■ **Work to complete**:
Filter the records below, keeping every line that contains the string "scatter".

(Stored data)
______________________________
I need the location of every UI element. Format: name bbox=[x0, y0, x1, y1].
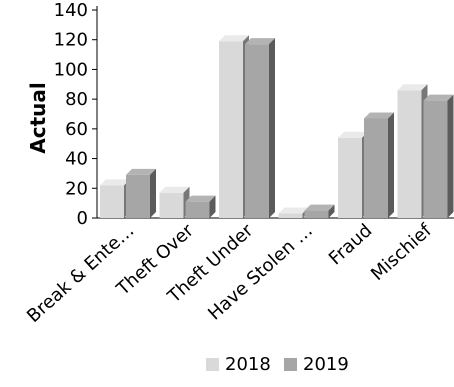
bar-top bbox=[397, 84, 428, 91]
y-axis-ticks: 0 20 40 60 80 100 120 140 bbox=[54, 0, 97, 229]
bar-side bbox=[269, 38, 275, 218]
bar-side bbox=[328, 204, 335, 218]
legend-swatch-2018 bbox=[206, 358, 219, 371]
y-tick-label: 80 bbox=[65, 89, 88, 110]
y-tick-label: 120 bbox=[54, 30, 88, 51]
y-tick-label: 140 bbox=[54, 0, 88, 21]
bar-top bbox=[338, 131, 368, 138]
bar-2018-2 bbox=[219, 35, 249, 219]
bar-top bbox=[245, 38, 275, 45]
bar-side bbox=[150, 168, 156, 218]
bar-2019-2 bbox=[245, 38, 275, 218]
bars bbox=[100, 35, 454, 219]
bar-2018-4 bbox=[338, 131, 368, 218]
bar-front bbox=[338, 137, 362, 218]
bar-top bbox=[304, 204, 335, 211]
x-tick-label: Break & Ente… bbox=[23, 220, 138, 327]
bar-front bbox=[245, 44, 269, 218]
y-tick-label: 60 bbox=[65, 119, 88, 140]
bar-front bbox=[100, 185, 124, 218]
bar-side bbox=[209, 195, 216, 218]
legend-label-2019: 2019 bbox=[303, 354, 349, 375]
bar-2019-5 bbox=[423, 94, 454, 218]
bar-front bbox=[278, 213, 303, 218]
y-tick-label: 20 bbox=[65, 178, 88, 199]
bar-2019-3 bbox=[304, 204, 335, 218]
bar-front bbox=[423, 100, 448, 218]
legend-label-2018: 2018 bbox=[225, 354, 271, 375]
y-axis-title: Actual bbox=[26, 82, 50, 153]
bar-top bbox=[364, 112, 394, 119]
bar-front bbox=[185, 201, 210, 218]
bar-top bbox=[423, 94, 454, 101]
axes bbox=[96, 6, 454, 219]
bar-top bbox=[159, 186, 190, 193]
bar-front bbox=[159, 192, 184, 218]
bar-top bbox=[278, 207, 309, 214]
bar-2018-0 bbox=[100, 179, 130, 218]
bar-2019-4 bbox=[364, 112, 394, 218]
y-tick-label: 0 bbox=[77, 208, 88, 229]
bar-front bbox=[364, 118, 388, 218]
y-axis-title-group: Actual bbox=[26, 82, 50, 153]
x-tick-label: Have Stolen … bbox=[204, 220, 317, 324]
bar-top bbox=[185, 195, 216, 202]
bar-top bbox=[126, 168, 156, 175]
bar-side bbox=[447, 94, 454, 218]
bar-front bbox=[304, 210, 329, 218]
bar-side bbox=[388, 112, 394, 218]
bar-2018-1 bbox=[159, 186, 190, 218]
x-tick-label: Fraud bbox=[325, 220, 376, 269]
bar-top bbox=[100, 179, 130, 186]
bar-top bbox=[219, 35, 249, 42]
bar-2019-0 bbox=[126, 168, 156, 218]
bar-2019-1 bbox=[185, 195, 216, 218]
bar-front bbox=[219, 41, 243, 219]
legend-swatch-2019 bbox=[284, 358, 297, 371]
y-tick-label: 40 bbox=[65, 149, 88, 170]
bar-2018-3 bbox=[278, 207, 309, 218]
bar-front bbox=[126, 174, 150, 218]
bar-front bbox=[397, 90, 422, 218]
x-tick-label: Mischief bbox=[367, 220, 436, 285]
bar-2018-5 bbox=[397, 84, 428, 218]
y-tick-label: 100 bbox=[54, 59, 88, 80]
legend: 2018 2019 bbox=[206, 354, 349, 375]
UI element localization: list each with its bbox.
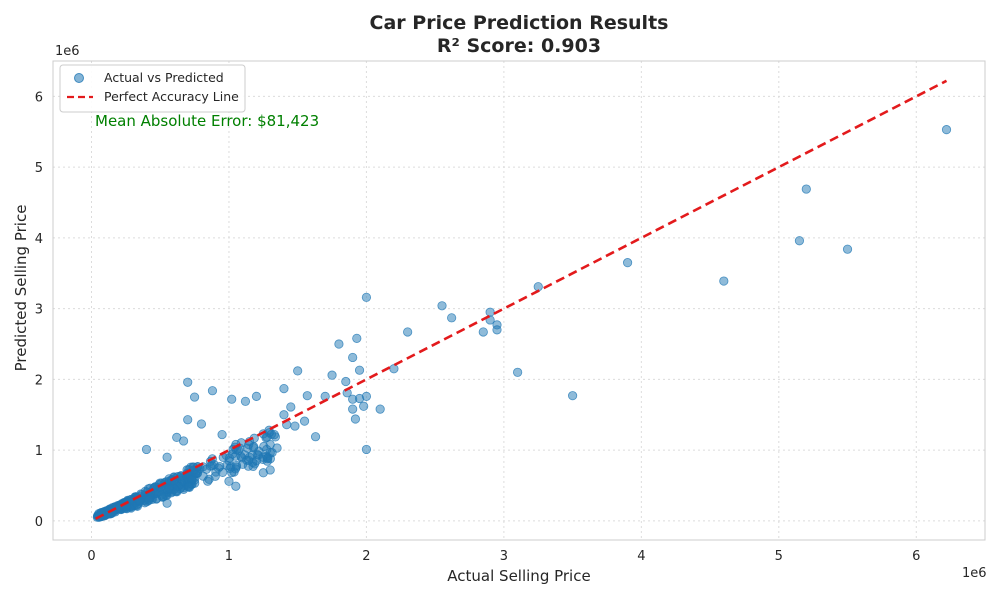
data-point xyxy=(437,301,447,311)
data-point xyxy=(350,414,361,424)
y-axis-label: Predicted Selling Price xyxy=(12,205,30,372)
data-point xyxy=(478,327,488,337)
data-point xyxy=(341,376,351,387)
x-offset-label: 1e6 xyxy=(962,566,987,581)
data-point xyxy=(251,456,262,466)
data-point xyxy=(184,482,194,492)
data-point xyxy=(389,364,399,374)
data-point xyxy=(622,258,633,268)
data-point xyxy=(279,383,289,394)
grid xyxy=(53,61,985,540)
chart-subtitle: R² Score: 0.903 xyxy=(437,35,601,57)
legend-box xyxy=(59,64,246,113)
legend: Actual vs Predicted Perfect Accuracy Lin… xyxy=(59,64,246,113)
data-point xyxy=(189,392,200,402)
data-point xyxy=(251,391,262,401)
data-point xyxy=(327,370,337,380)
data-point xyxy=(162,452,172,462)
data-point xyxy=(144,495,154,505)
y-tick-label: 4 xyxy=(35,232,43,247)
x-tick-label: 1 xyxy=(225,549,233,564)
data-point xyxy=(198,471,208,481)
data-point xyxy=(310,432,321,442)
data-point xyxy=(217,429,227,440)
x-tick-label: 2 xyxy=(362,549,370,564)
y-tick-labels: 0 1 2 3 4 5 6 xyxy=(35,90,43,530)
plot-frame xyxy=(52,60,986,541)
data-point xyxy=(485,307,495,317)
data-point xyxy=(224,476,234,486)
data-point xyxy=(375,404,385,414)
data-point xyxy=(262,454,273,464)
data-point xyxy=(290,421,300,431)
data-point xyxy=(447,313,457,323)
chart-title: Car Price Prediction Results xyxy=(370,12,669,34)
data-point xyxy=(240,396,251,406)
y-tick-label: 1 xyxy=(35,444,43,459)
data-point xyxy=(164,483,174,494)
data-point xyxy=(513,367,523,377)
y-tick-label: 2 xyxy=(35,373,43,388)
data-point xyxy=(286,402,296,412)
data-point xyxy=(227,394,237,404)
data-point xyxy=(238,459,248,469)
data-point xyxy=(354,365,365,375)
x-tick-labels: 0 1 2 3 4 5 6 xyxy=(87,549,920,564)
legend-scatter-marker xyxy=(74,73,84,83)
data-point xyxy=(842,244,853,254)
y-tick-label: 3 xyxy=(35,303,43,318)
data-point xyxy=(141,444,152,455)
y-tick-label: 0 xyxy=(35,515,43,530)
reference-lines xyxy=(95,79,948,520)
data-point xyxy=(157,490,167,500)
data-point xyxy=(334,339,344,349)
data-point xyxy=(719,276,729,286)
data-point xyxy=(941,125,952,135)
data-point xyxy=(352,333,362,343)
data-point xyxy=(172,432,182,443)
data-point xyxy=(183,377,193,387)
data-point xyxy=(568,391,578,401)
x-tick-label: 4 xyxy=(637,549,645,564)
x-tick-label: 3 xyxy=(500,549,508,564)
data-point xyxy=(299,416,310,426)
y-offset-label: 1e6 xyxy=(55,44,80,59)
data-point xyxy=(210,471,220,481)
data-point xyxy=(361,444,372,455)
legend-scatter-label: Actual vs Predicted xyxy=(104,70,224,85)
data-point xyxy=(209,459,219,470)
data-point xyxy=(249,442,259,452)
data-point xyxy=(293,366,303,376)
data-point xyxy=(279,410,289,420)
data-point xyxy=(348,404,358,414)
data-point xyxy=(348,394,358,404)
data-point xyxy=(348,352,358,363)
x-tick-label: 0 xyxy=(87,549,95,564)
data-point xyxy=(225,463,235,474)
mae-annotation: Mean Absolute Error: $81,423 xyxy=(95,112,319,130)
x-tick-label: 5 xyxy=(775,549,783,564)
y-tick-label: 6 xyxy=(35,90,43,105)
data-point xyxy=(794,236,805,246)
perfect-accuracy-line xyxy=(95,79,948,520)
y-tick-label: 5 xyxy=(35,161,43,176)
data-point xyxy=(162,498,172,508)
data-point xyxy=(207,386,218,396)
x-tick-label: 6 xyxy=(912,549,920,564)
data-point xyxy=(302,391,312,401)
data-point xyxy=(183,415,193,425)
x-axis-label: Actual Selling Price xyxy=(447,567,590,585)
data-point xyxy=(361,292,372,302)
data-point xyxy=(359,401,369,411)
data-point xyxy=(801,184,811,194)
data-point xyxy=(265,439,275,450)
data-point xyxy=(231,481,241,491)
data-point xyxy=(492,325,502,335)
legend-line-label: Perfect Accuracy Line xyxy=(104,89,239,104)
data-point xyxy=(196,419,207,429)
data-point xyxy=(258,468,268,478)
data-point xyxy=(403,327,413,337)
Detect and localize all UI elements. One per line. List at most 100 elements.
______________________________
■ **Solution to this task**:
legend-scatter-marker xyxy=(74,73,84,83)
legend-scatter-label: Actual vs Predicted xyxy=(104,70,224,85)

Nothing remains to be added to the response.